Your goal
If a line below contains "fats", count it; then state how many such lines there are, and nothing else.

○ ○ ○ ○ ○

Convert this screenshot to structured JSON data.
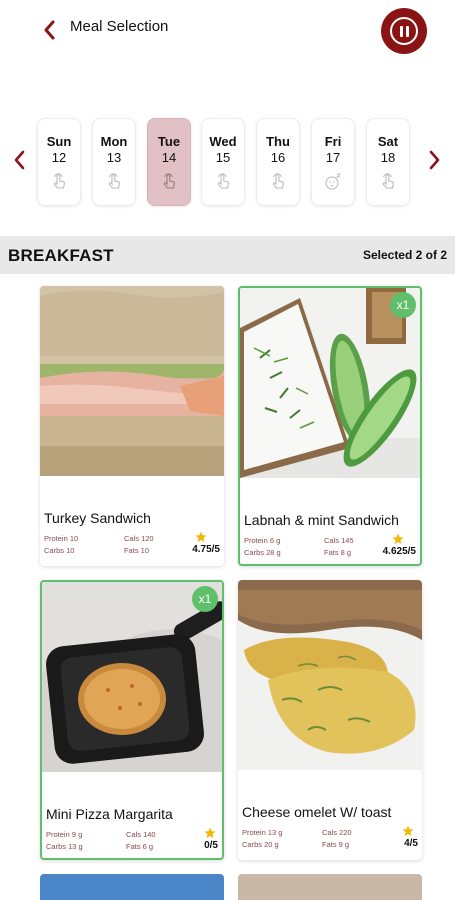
{
  "header": {
    "title": "Meal Selection",
    "back_icon": "chevron-left-icon",
    "pause_icon": "pause-icon",
    "accent_color": "#8a1414"
  },
  "week": {
    "days": [
      {
        "name": "Sun",
        "num": "12",
        "icon": "tap-icon",
        "selected": false
      },
      {
        "name": "Mon",
        "num": "13",
        "icon": "tap-icon",
        "selected": false
      },
      {
        "name": "Tue",
        "num": "14",
        "icon": "tap-icon",
        "selected": true
      },
      {
        "name": "Wed",
        "num": "15",
        "icon": "tap-icon",
        "selected": false
      },
      {
        "name": "Thu",
        "num": "16",
        "icon": "tap-icon",
        "selected": false
      },
      {
        "name": "Fri",
        "num": "17",
        "icon": "sleep-icon",
        "selected": false
      },
      {
        "name": "Sat",
        "num": "18",
        "icon": "tap-icon",
        "selected": false
      }
    ]
  },
  "section": {
    "title": "BREAKFAST",
    "count": "Selected 2 of 2"
  },
  "meals": [
    {
      "name": "Turkey Sandwich",
      "protein": "Protein 10",
      "carbs": "Carbs 10",
      "cals": "Cals 120",
      "fats": "Fats 10",
      "rating": "4.75/5",
      "selected": false,
      "badge": ""
    },
    {
      "name": "Labnah & mint Sandwich",
      "protein": "Protein 6 g",
      "carbs": "Carbs 28 g",
      "cals": "Cals 145",
      "fats": "Fats 8 g",
      "rating": "4.625/5",
      "selected": true,
      "badge": "x1"
    },
    {
      "name": "Mini Pizza Margarita",
      "protein": "Protein 9 g",
      "carbs": "Carbs 13 g",
      "cals": "Cals 140",
      "fats": "Fats 6 g",
      "rating": "0/5",
      "selected": true,
      "badge": "x1"
    },
    {
      "name": "Cheese omelet W/ toast",
      "protein": "Protein 13 g",
      "carbs": "Carbs 20 g",
      "cals": "Cals 220",
      "fats": "Fats 9 g",
      "rating": "4/5",
      "selected": false,
      "badge": ""
    }
  ],
  "colors": {
    "selected_day": "#e2c1c6",
    "selected_border": "#5fbf6a",
    "star": "#f2b705"
  }
}
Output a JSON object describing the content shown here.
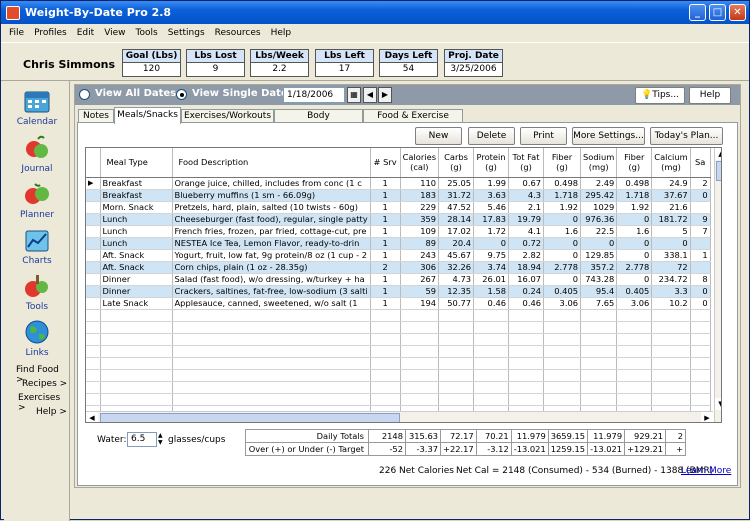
{
  "window": {
    "title": "Weight-By-Date Pro 2.8",
    "min": "_",
    "max": "□",
    "close": "✕"
  },
  "menu": [
    "File",
    "Profiles",
    "Edit",
    "View",
    "Tools",
    "Settings",
    "Resources",
    "Help"
  ],
  "user": "Chris Simmons",
  "stats": [
    {
      "label": "Goal (Lbs)",
      "value": "120"
    },
    {
      "label": "Lbs Lost",
      "value": "9"
    },
    {
      "label": "Lbs/Week",
      "value": "2.2"
    },
    {
      "label": "Lbs Left",
      "value": "17"
    },
    {
      "label": "Days Left",
      "value": "54"
    },
    {
      "label": "Proj. Date",
      "value": "3/25/2006"
    }
  ],
  "nav": [
    "Calendar",
    "Journal",
    "Planner",
    "Charts",
    "Tools",
    "Links"
  ],
  "links": [
    "Find Food  >",
    "Recipes  >",
    "Exercises  >",
    "Help  >"
  ],
  "datebar": {
    "view_all": "View All Dates",
    "view_single": "View Single Date:",
    "date": "1/18/2006",
    "tips": "Tips...",
    "help": "Help"
  },
  "tabs": [
    "Notes",
    "Meals/Snacks",
    "Exercises/Workouts",
    "Body Measurements",
    "Food & Exercise Setup"
  ],
  "actions": [
    "New",
    "Delete",
    "Print",
    "More Settings...",
    "Today's Plan..."
  ],
  "columns": {
    "meal": "Meal Type",
    "food": "Food Description",
    "srv": "# Srv",
    "nums": [
      [
        "Calories",
        "(cal)"
      ],
      [
        "Carbs",
        "(g)"
      ],
      [
        "Protein",
        "(g)"
      ],
      [
        "Tot Fat",
        "(g)"
      ],
      [
        "Fiber",
        "(g)"
      ],
      [
        "Sodium",
        "(mg)"
      ],
      [
        "Fiber",
        "(g)"
      ],
      [
        "Calcium",
        "(mg)"
      ],
      [
        "Sa",
        ""
      ]
    ]
  },
  "rows": [
    {
      "meal": "Breakfast",
      "food": "Orange juice, chilled, includes from conc (1 c",
      "srv": "1",
      "v": [
        "110",
        "25.05",
        "1.99",
        "0.67",
        "0.498",
        "2.49",
        "0.498",
        "24.9",
        "2"
      ]
    },
    {
      "meal": "Breakfast",
      "food": "Blueberry muffins (1 sm - 66.09g)",
      "srv": "1",
      "v": [
        "183",
        "31.72",
        "3.63",
        "4.3",
        "1.718",
        "295.42",
        "1.718",
        "37.67",
        "0"
      ]
    },
    {
      "meal": "Morn. Snack",
      "food": "Pretzels, hard, plain, salted (10 twists - 60g)",
      "srv": "1",
      "v": [
        "229",
        "47.52",
        "5.46",
        "2.1",
        "1.92",
        "1029",
        "1.92",
        "21.6",
        ""
      ]
    },
    {
      "meal": "Lunch",
      "food": "Cheeseburger (fast food), regular, single patty",
      "srv": "1",
      "v": [
        "359",
        "28.14",
        "17.83",
        "19.79",
        "0",
        "976.36",
        "0",
        "181.72",
        "9"
      ]
    },
    {
      "meal": "Lunch",
      "food": "French fries, frozen, par fried, cottage-cut, pre",
      "srv": "1",
      "v": [
        "109",
        "17.02",
        "1.72",
        "4.1",
        "1.6",
        "22.5",
        "1.6",
        "5",
        "7"
      ]
    },
    {
      "meal": "Lunch",
      "food": "NESTEA Ice Tea, Lemon Flavor, ready-to-drin",
      "srv": "1",
      "v": [
        "89",
        "20.4",
        "0",
        "0.72",
        "0",
        "0",
        "0",
        "0",
        ""
      ]
    },
    {
      "meal": "Aft. Snack",
      "food": "Yogurt, fruit, low fat, 9g protein/8 oz (1 cup - 2",
      "srv": "1",
      "v": [
        "243",
        "45.67",
        "9.75",
        "2.82",
        "0",
        "129.85",
        "0",
        "338.1",
        "1"
      ]
    },
    {
      "meal": "Aft. Snack",
      "food": "Corn chips, plain (1 oz - 28.35g)",
      "srv": "2",
      "v": [
        "306",
        "32.26",
        "3.74",
        "18.94",
        "2.778",
        "357.2",
        "2.778",
        "72",
        ""
      ]
    },
    {
      "meal": "Dinner",
      "food": "Salad (fast food), w/o dressing, w/turkey + ha",
      "srv": "1",
      "v": [
        "267",
        "4.73",
        "26.01",
        "16.07",
        "0",
        "743.28",
        "0",
        "234.72",
        "8"
      ]
    },
    {
      "meal": "Dinner",
      "food": "Crackers, saltines, fat-free, low-sodium (3 salti",
      "srv": "1",
      "v": [
        "59",
        "12.35",
        "1.58",
        "0.24",
        "0.405",
        "95.4",
        "0.405",
        "3.3",
        "0"
      ]
    },
    {
      "meal": "Late Snack",
      "food": "Applesauce, canned, sweetened, w/o salt (1",
      "srv": "1",
      "v": [
        "194",
        "50.77",
        "0.46",
        "0.46",
        "3.06",
        "7.65",
        "3.06",
        "10.2",
        "0"
      ]
    }
  ],
  "totals": {
    "label": "Daily Totals",
    "values": [
      "2148",
      "315.63",
      "72.17",
      "70.21",
      "11.979",
      "3659.15",
      "11.979",
      "929.21",
      "2"
    ],
    "target_label": "Over (+) or Under (-) Target",
    "target": [
      "-52",
      "-3.37",
      "+22.17",
      "-3.12",
      "-13.021",
      "1259.15",
      "-13.021",
      "+129.21",
      "+"
    ]
  },
  "water": {
    "label": "Water:",
    "value": "6.5",
    "unit": "glasses/cups"
  },
  "footer": {
    "net": "226 Net Calories",
    "eq": "Net Cal = 2148 (Consumed) - 534 (Burned) - 1388 (BMR)",
    "learn": "Learn More"
  }
}
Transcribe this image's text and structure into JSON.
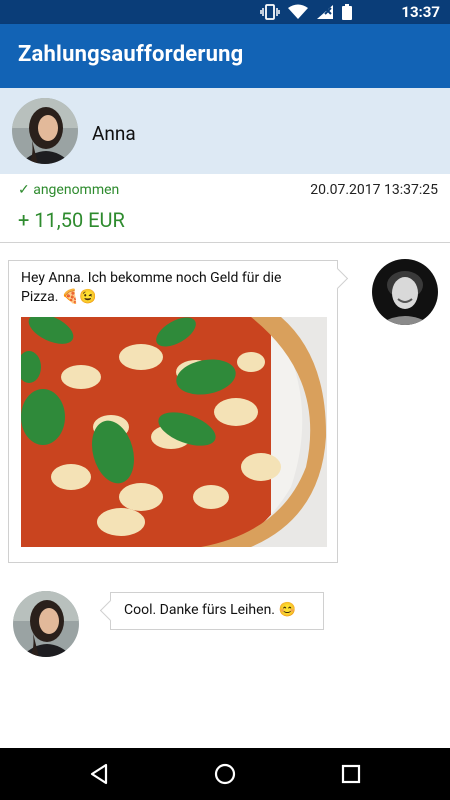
{
  "status_bar": {
    "time": "13:37"
  },
  "app_bar": {
    "title": "Zahlungsaufforderung"
  },
  "contact": {
    "name": "Anna"
  },
  "transaction": {
    "status": "✓ angenommen",
    "datetime": "20.07.2017 13:37:25",
    "amount": "+ 11,50 EUR"
  },
  "messages": {
    "outgoing_text": "Hey Anna. Ich bekomme noch Geld für die Pizza. 🍕😉",
    "incoming_text": "Cool. Danke fürs Leihen. 😊"
  },
  "nav": {
    "icons": [
      "back-icon",
      "home-icon",
      "recents-icon"
    ]
  },
  "colors": {
    "app_bar": "#1263b5",
    "status_bar": "#0a3d78",
    "contact_bg": "#dde9f4",
    "accepted_green": "#2e8b2e"
  }
}
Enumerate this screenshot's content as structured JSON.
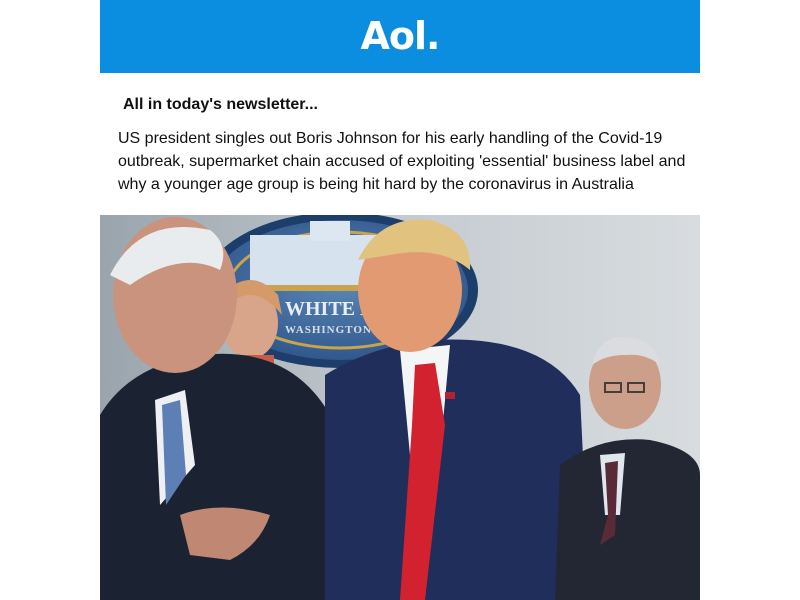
{
  "brand": {
    "logo_text": "Aol.",
    "header_color": "#0b8ee0"
  },
  "newsletter": {
    "heading": "All in today's newsletter...",
    "summary": "US president singles out Boris Johnson for his early handling of the Covid-19 outbreak, supermarket chain accused of exploiting 'essential' business label and why a younger age group is being hit hard by the coronavirus in Australia"
  },
  "photo": {
    "seal_text_line1": "WHITE H",
    "seal_text_line2": "WASHINGTON"
  }
}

○ ○ ○ ○ ○

Answer to this problem
4